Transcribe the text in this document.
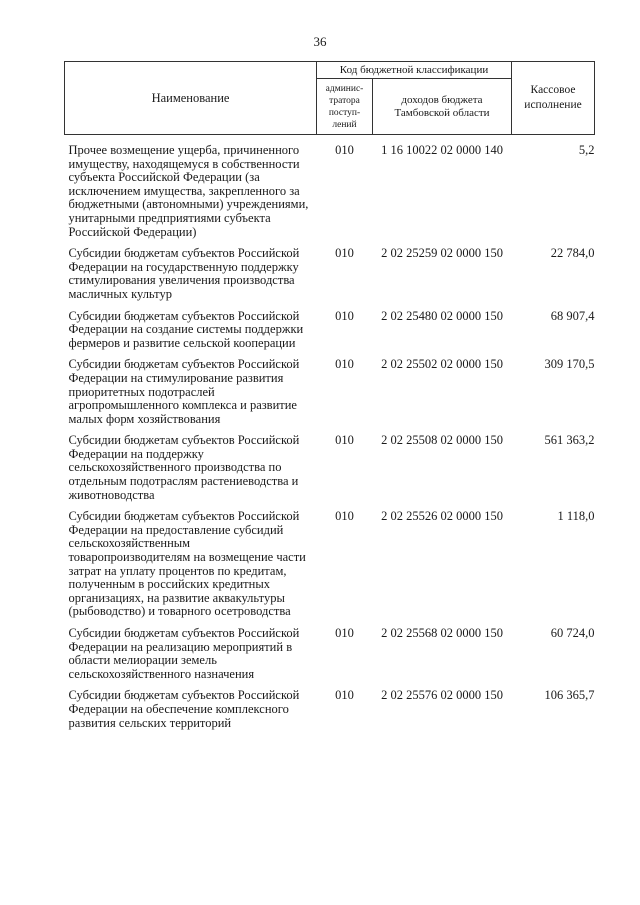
36
Наименование	Код бюджетной классификации		Кассовое исполнение
	админис-тратора поступ-лений	доходов бюджета Тамбовской области	
Прочее возмещение ущерба, причиненного имуществу, находящемуся в собственности субъекта Российской Федерации (за исключением имущества, закрепленного за бюджетными (автономными) учреждениями, унитарными предприятиями субъекта Российской Федерации)	010	1 16 10022 02 0000 140	5,2
Субсидии бюджетам субъектов Российской Федерации на государственную поддержку стимулирования увеличения производства масличных культур	010	2 02 25259 02 0000 150	22 784,0
Субсидии бюджетам субъектов Российской Федерации на создание системы поддержки фермеров и развитие сельской кооперации	010	2 02 25480 02 0000 150	68 907,4
Субсидии бюджетам субъектов Российской Федерации на стимулирование развития приоритетных подотраслей агропромышленного комплекса и развитие малых форм хозяйствования	010	2 02 25502 02 0000 150	309 170,5
Субсидии бюджетам субъектов Российской Федерации на поддержку сельскохозяйственного производства по отдельным подотраслям растениеводства и животноводства	010	2 02 25508 02 0000 150	561 363,2
Субсидии бюджетам субъектов Российской Федерации на предоставление субсидий сельскохозяйственным товаропроизводителям на возмещение части затрат на уплату процентов по кредитам, полученным в российских кредитных организациях, на развитие аквакультуры (рыбоводство) и товарного осетроводства	010	2 02 25526 02 0000 150	1 118,0
Субсидии бюджетам субъектов Российской Федерации на реализацию мероприятий в области мелиорации земель сельскохозяйственного назначения	010	2 02 25568 02 0000 150	60 724,0
Субсидии бюджетам субъектов Российской Федерации на обеспечение комплексного развития сельских территорий	010	2 02 25576 02 0000 150	106 365,7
____
WRITTEN PROBLEM: Select and copy every line of the material that holds the string "сельскохозяйственного".

ANSWER TO THE TASK:
Субсидии бюджетам субъектов Российской Федерации на поддержку сельскохозяйственного производства по отдельным подотраслям растениеводства и животноводства	010	2 02 25508 02 0000 150	561 363,2
Субсидии бюджетам субъектов Российской Федерации на реализацию мероприятий в области мелиорации земель сельскохозяйственного назначения	010	2 02 25568 02 0000 150	60 724,0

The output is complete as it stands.